** EXERCISE INPUTS follows **
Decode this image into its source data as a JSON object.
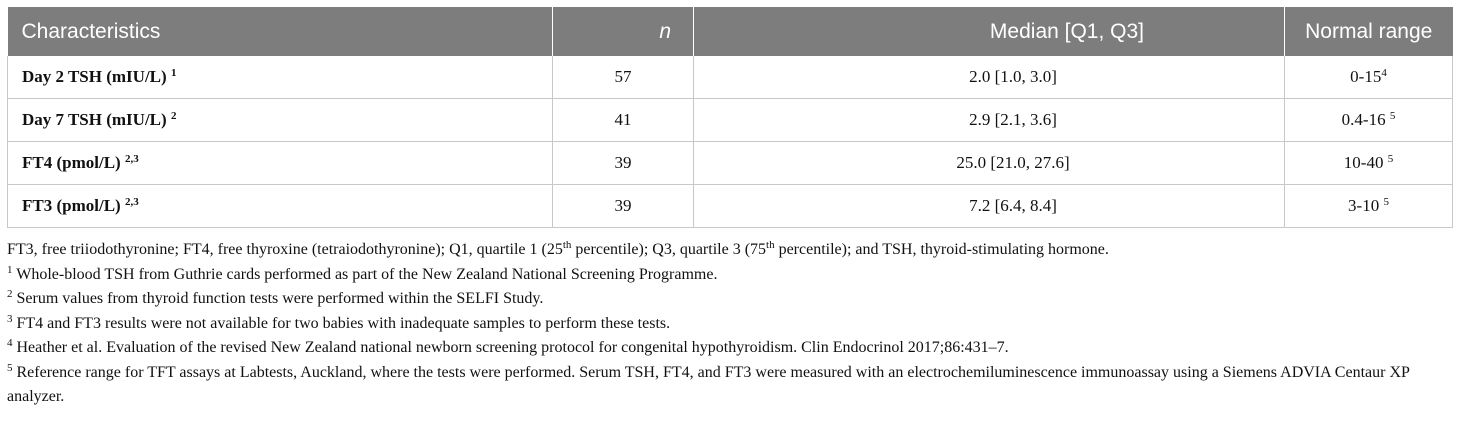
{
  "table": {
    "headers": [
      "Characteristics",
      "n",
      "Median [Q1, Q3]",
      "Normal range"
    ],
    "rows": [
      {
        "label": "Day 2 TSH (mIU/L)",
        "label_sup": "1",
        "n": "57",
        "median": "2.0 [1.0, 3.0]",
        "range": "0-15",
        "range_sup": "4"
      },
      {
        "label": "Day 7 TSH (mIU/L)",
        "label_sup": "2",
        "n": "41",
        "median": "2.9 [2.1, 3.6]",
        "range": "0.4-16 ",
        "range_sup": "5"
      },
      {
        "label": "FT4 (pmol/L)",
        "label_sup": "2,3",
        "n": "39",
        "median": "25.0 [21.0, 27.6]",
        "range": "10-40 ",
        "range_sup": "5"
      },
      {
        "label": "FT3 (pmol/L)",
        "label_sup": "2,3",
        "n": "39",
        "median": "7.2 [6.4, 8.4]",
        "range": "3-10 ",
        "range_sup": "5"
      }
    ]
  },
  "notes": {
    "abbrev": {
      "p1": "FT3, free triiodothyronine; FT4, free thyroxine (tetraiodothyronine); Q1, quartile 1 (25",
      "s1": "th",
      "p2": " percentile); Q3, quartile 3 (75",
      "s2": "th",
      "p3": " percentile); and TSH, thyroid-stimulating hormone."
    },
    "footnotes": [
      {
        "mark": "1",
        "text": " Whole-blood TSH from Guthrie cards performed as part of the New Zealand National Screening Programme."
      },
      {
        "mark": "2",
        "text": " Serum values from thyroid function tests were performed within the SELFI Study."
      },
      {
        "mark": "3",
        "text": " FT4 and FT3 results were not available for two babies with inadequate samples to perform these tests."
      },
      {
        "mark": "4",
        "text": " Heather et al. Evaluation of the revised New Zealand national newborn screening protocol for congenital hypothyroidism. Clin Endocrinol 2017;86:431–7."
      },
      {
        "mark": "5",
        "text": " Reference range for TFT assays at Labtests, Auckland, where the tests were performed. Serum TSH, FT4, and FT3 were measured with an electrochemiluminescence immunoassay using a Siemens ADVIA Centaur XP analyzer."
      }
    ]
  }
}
** End of EXERCISE INPUTS **
WHAT YOU NEED TO DO:
Among the lines of the listing above, which ones contain the word "from"? Show them.

RESPONSE TO THE TASK:
        "text": " Whole-blood TSH from Guthrie cards performed as part of the New Zealand National Screening Programme."
        "text": " Serum values from thyroid function tests were performed within the SELFI Study."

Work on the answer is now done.